§ Short exercise: Gather every line from the entries below that includes "fare".

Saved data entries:
------------------------------

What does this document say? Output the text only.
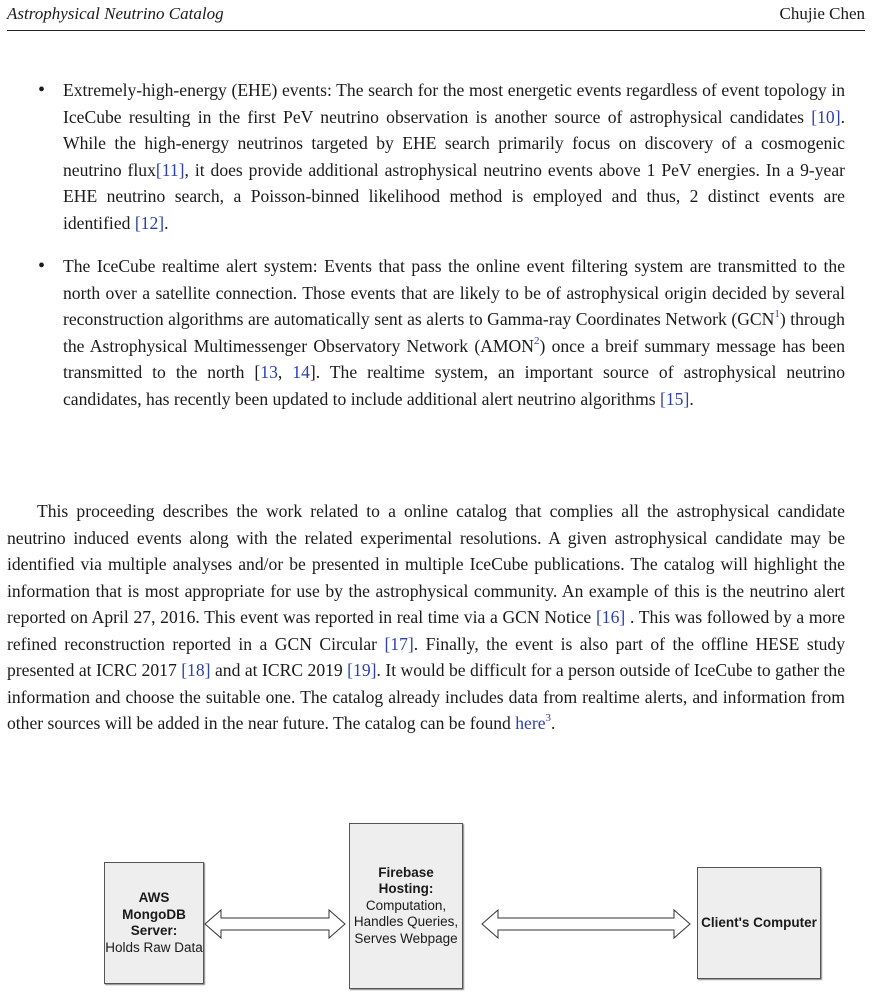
Astrophysical Neutrino Catalog	Chujie Chen
• Extremely-high-energy (EHE) events: The search for the most energetic events regardless of event topology in IceCube resulting in the first PeV neutrino observation is another source of astrophysical candidates [10]. While the high-energy neutrinos targeted by EHE search primarily focus on discovery of a cosmogenic neutrino flux[11], it does provide additional astrophysical neutrino events above 1 PeV energies. In a 9-year EHE neutrino search, a Poisson-binned likelihood method is employed and thus, 2 distinct events are identified [12].
• The IceCube realtime alert system: Events that pass the online event filtering system are transmitted to the north over a satellite connection. Those events that are likely to be of astrophysical origin decided by several reconstruction algorithms are automatically sent as alerts to Gamma-ray Coordinates Network (GCN$^1$) through the Astrophysical Multimessenger Observatory Network (AMON$^2$) once a breif summary message has been transmitted to the north [13, 14]. The realtime system, an important source of astrophysical neutrino candidates, has recently been updated to include additional alert neutrino algorithms [15].
This proceeding describes the work related to a online catalog that complies all the astrophysical candidate neutrino induced events along with the related experimental resolutions. A given astrophysical candidate may be identified via multiple analyses and/or be presented in multiple IceCube publications. The catalog will highlight the information that is most appropriate for use by the astrophysical community. An example of this is the neutrino alert reported on April 27, 2016. This event was reported in real time via a GCN Notice [16] . This was followed by a more refined reconstruction reported in a GCN Circular [17]. Finally, the event is also part of the offline HESE study presented at ICRC 2017 [18] and at ICRC 2019 [19]. It would be difficult for a person outside of IceCube to gather the information and choose the suitable one. The catalog already includes data from realtime alerts, and information from other sources will be added in the near future. The catalog can be found here$^3$.
AWS MongoDB Server:
Holds Raw Data
Firebase Hosting:
Computation, Handles Queries, Serves Webpage
Client's Computer
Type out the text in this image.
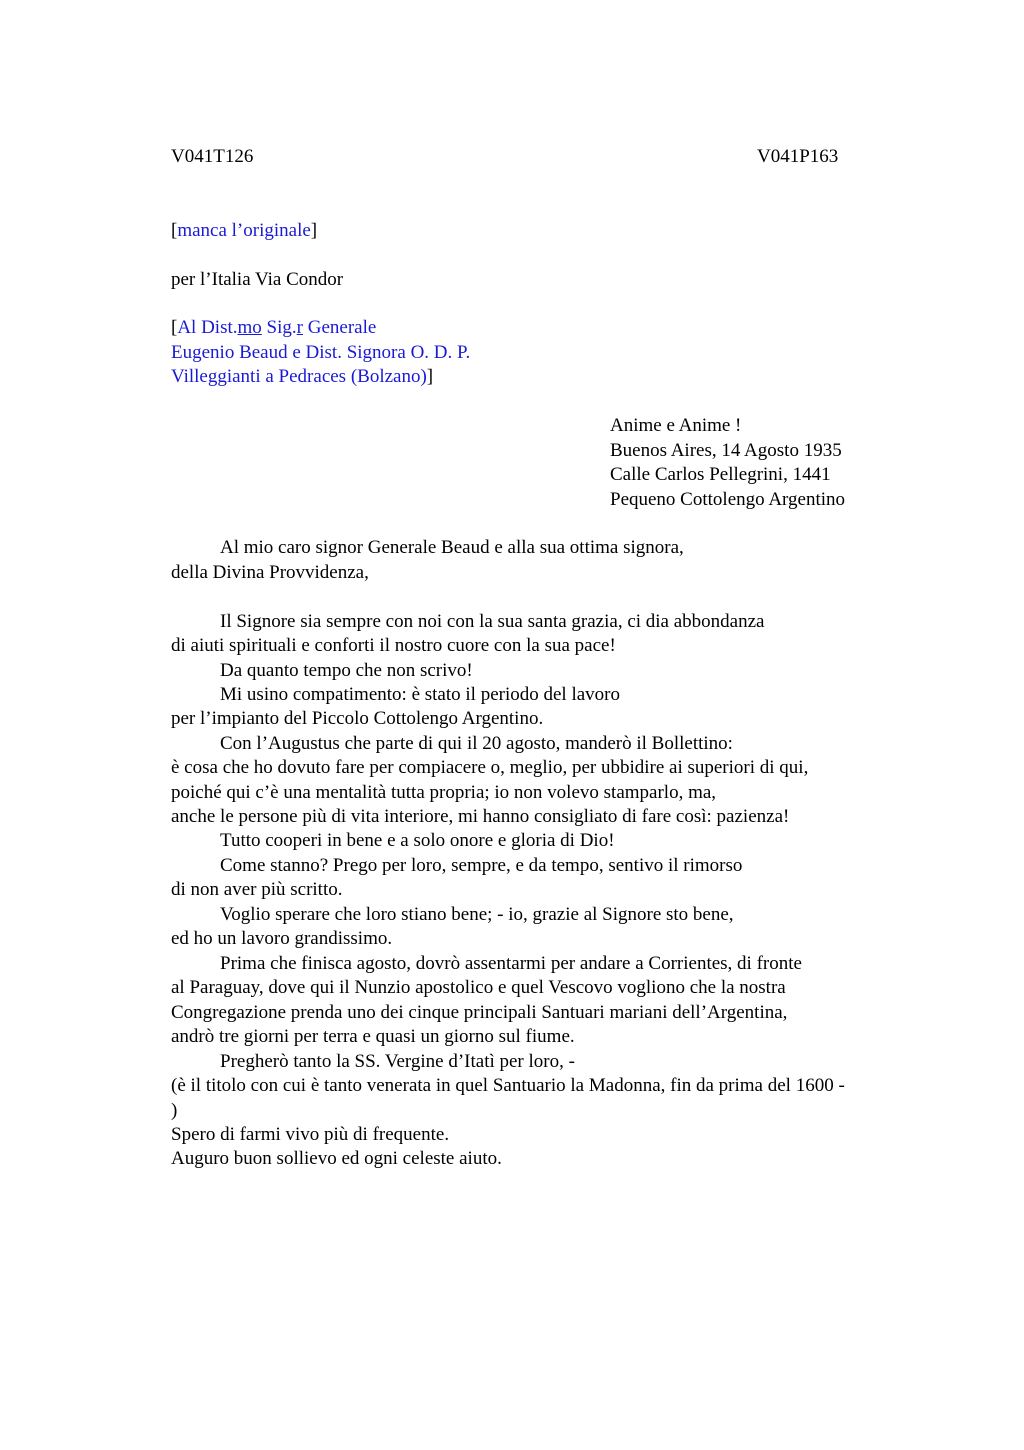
V041T126	V041P163
[manca l’originale]
per l’Italia Via Condor
[Al Dist.mo Sig.r Generale
Eugenio Beaud e Dist. Signora O. D. P.
Villeggianti a Pedraces (Bolzano)]
Anime e Anime !
Buenos Aires, 14 Agosto 1935
Calle Carlos Pellegrini, 1441
Pequeno Cottolengo Argentino
Al mio caro signor Generale Beaud e alla sua ottima signora,
della Divina Provvidenza,
Il Signore sia sempre con noi con la sua santa grazia, ci dia abbondanza
di aiuti spirituali e conforti il nostro cuore con la sua pace!
Da quanto tempo che non scrivo!
Mi usino compatimento: è stato il periodo del lavoro
per l’impianto del Piccolo Cottolengo Argentino.
Con l’Augustus che parte di qui il 20 agosto, manderò il Bollettino:
è cosa che ho dovuto fare per compiacere o, meglio, per ubbidire ai superiori di qui,
poiché qui c’è una mentalità tutta propria; io non volevo stamparlo, ma,
anche le persone più di vita interiore, mi hanno consigliato di fare così: pazienza!
Tutto cooperi in bene e a solo onore e gloria di Dio!
Come stanno? Prego per loro, sempre, e da tempo, sentivo il rimorso
di non aver più scritto.
Voglio sperare che loro stiano bene; - io, grazie al Signore sto bene,
ed ho un lavoro grandissimo.
Prima che finisca agosto, dovrò assentarmi per andare a Corrientes, di fronte
al Paraguay, dove qui il Nunzio apostolico e quel Vescovo vogliono che la nostra
Congregazione prenda uno dei cinque principali Santuari mariani dell’Argentina,
andrò tre giorni per terra e quasi un giorno sul fiume.
Pregherò tanto la SS. Vergine d’Itatì per loro, -
(è il titolo con cui è tanto venerata in quel Santuario la Madonna, fin da prima del 1600 -
)
Spero di farmi vivo più di frequente.
Auguro buon sollievo ed ogni celeste aiuto.
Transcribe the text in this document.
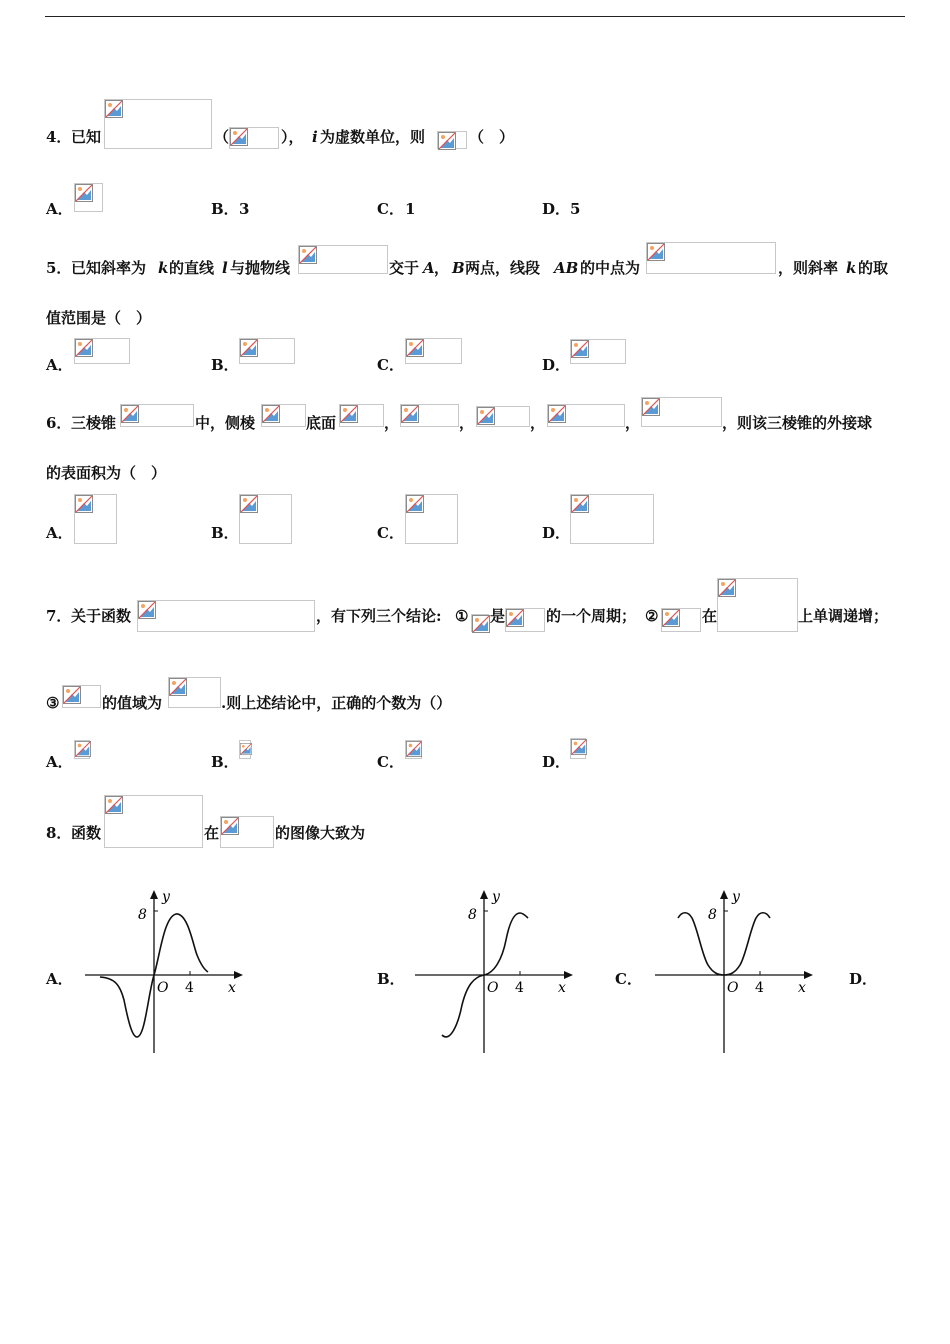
4． 已知	（	）， i 为虚数单位，则	（　）
A．	B． 3	C． 1	D． 5
5． 已知斜率为 k 的直线 l 与抛物线	交于 A ， B 两点，线段 AB 的中点为	，则斜率 k 的取
值范围是（　）
A．	B．	C．	D．
6． 三棱锥	中，侧棱	底面	，	，	，	，	，则该三棱锥的外接球
的表面积为（　）
A．	B．	C．	D．
7． 关于函数	，有下列三个结论: ① 是	的一个周期； ②	在	上单调递增；
③	的值域为	.则上述结论中，正确的个数为（）
A．	B．	C．	D．
8． 函数	在	的图像大致为
A．	B．	C．	D．
8
y
O 4 x
8
y
O 4 x
8
y
O 4 x
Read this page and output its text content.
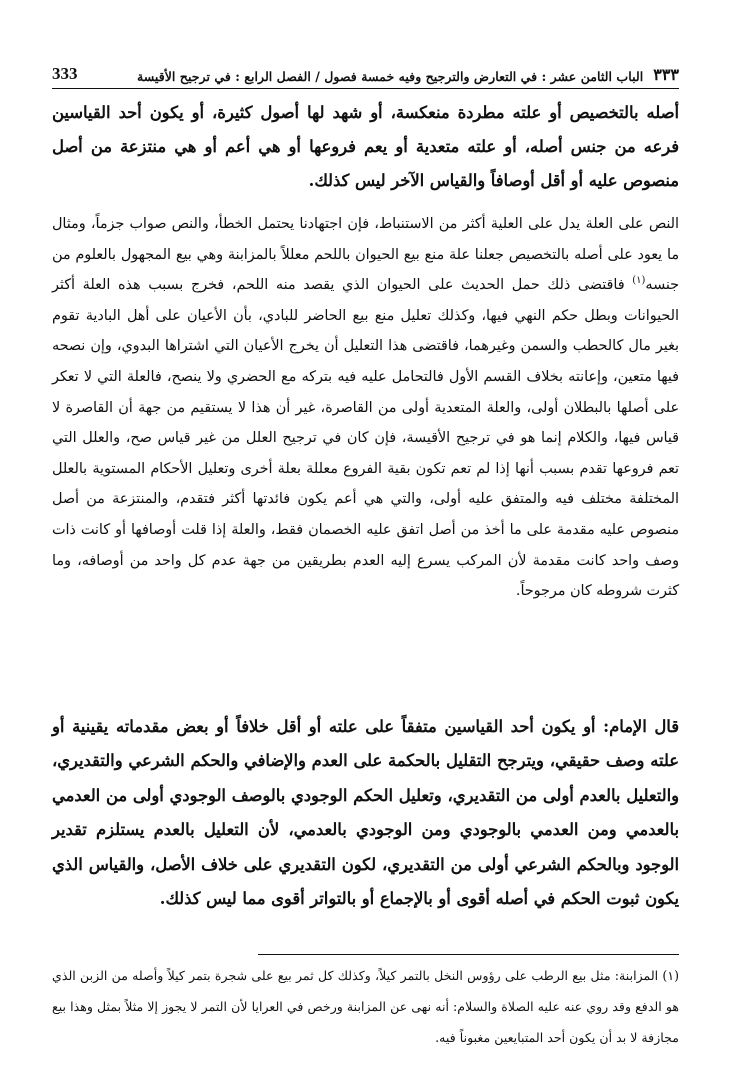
333	الباب الثامن عشر : في التعارض والترجيح وفيه خمسة فصول / الفصل الرابع : في ترجيح الأقيسة ٣٣٣

أصله بالتخصيص أو علته مطردة منعكسة، أو شهد لها أصول كثيرة، أو يكون أحد القياسين فرعه من جنس أصله، أو علته متعدية أو يعم فروعها أو هي أعم أو هي منتزعة من أصل منصوص عليه أو أقل أوصافاً والقياس الآخر ليس كذلك.

النص على العلة يدل على العلية أكثر من الاستنباط، فإن اجتهادنا يحتمل الخطأ، والنص صواب جزماً، ومثال ما يعود على أصله بالتخصيص جعلنا علة منع بيع الحيوان باللحم معللاً بالمزابنة وهي بيع المجهول بالعلوم من جنسه$^{(١)}$ فاقتضى ذلك حمل الحديث على الحيوان الذي يقصد منه اللحم، فخرج بسبب هذه العلة أكثر الحيوانات وبطل حكم النهي فيها، وكذلك تعليل منع بيع الحاضر للبادي، بأن الأعيان على أهل البادية تقوم بغير مال كالحطب والسمن وغيرهما، فاقتضى هذا التعليل أن يخرج الأعيان التي اشتراها البدوي، وإن نصحه فيها متعين، وإعانته بخلاف القسم الأول فالتحامل عليه فيه بتركه مع الحضري ولا ينصح، فالعلة التي لا تعكر على أصلها بالبطلان أولى، والعلة المتعدية أولى من القاصرة، غير أن هذا لا يستقيم من جهة أن القاصرة لا قياس فيها، والكلام إنما هو في ترجيح الأقيسة، فإن كان في ترجيح العلل من غير قياس صح، والعلل التي تعم فروعها تقدم بسبب أنها إذا لم تعم تكون بقية الفروع معللة بعلة أخرى وتعليل الأحكام المستوية بالعلل المختلفة مختلف فيه والمتفق عليه أولى، والتي هي أعم يكون فائدتها أكثر فتقدم، والمنتزعة من أصل منصوص عليه مقدمة على ما أخذ من أصل اتفق عليه الخصمان فقط، والعلة إذا قلت أوصافها أو كانت ذات وصف واحد كانت مقدمة لأن المركب يسرع إليه العدم بطريقين من جهة عدم كل واحد من أوصافه، وما كثرت شروطه كان مرجوحاً.

قال الإمام: أو يكون أحد القياسين متفقاً على علته أو أقل خلافاً أو بعض مقدماته يقينية أو علته وصف حقيقي، ويترجح التقليل بالحكمة على العدم والإضافي والحكم الشرعي والتقديري، والتعليل بالعدم أولى من التقديري، وتعليل الحكم الوجودي بالوصف الوجودي أولى من العدمي بالعدمي ومن العدمي بالوجودي ومن الوجودي بالعدمي، لأن التعليل بالعدم يستلزم تقدير الوجود وبالحكم الشرعي أولى من التقديري، لكون التقديري على خلاف الأصل، والقياس الذي يكون ثبوت الحكم في أصله أقوى أو بالإجماع أو بالتواتر أقوى مما ليس كذلك.

(١) المزابنة: مثل بيع الرطب على رؤوس النخل بالتمر كيلاً، وكذلك كل ثمر بيع على شجرة بتمر كيلاً وأصله من الزبن الذي هو الدفع وقد روي عنه عليه الصلاة والسلام: أنه نهى عن المزابنة ورخص في العرايا لأن التمر لا يجوز إلا مثلاً بمثل وهذا بيع مجازفة لا بد أن يكون أحد المتبايعين مغبوناً فيه.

------------------------------

§ Final answer:
è cosa che ho dovuto fare per compiacere o, meglio, per ubbidire ai superiori di qui,
anche le persone più di vita interiore, mi hanno consigliato di fare così: pazienza!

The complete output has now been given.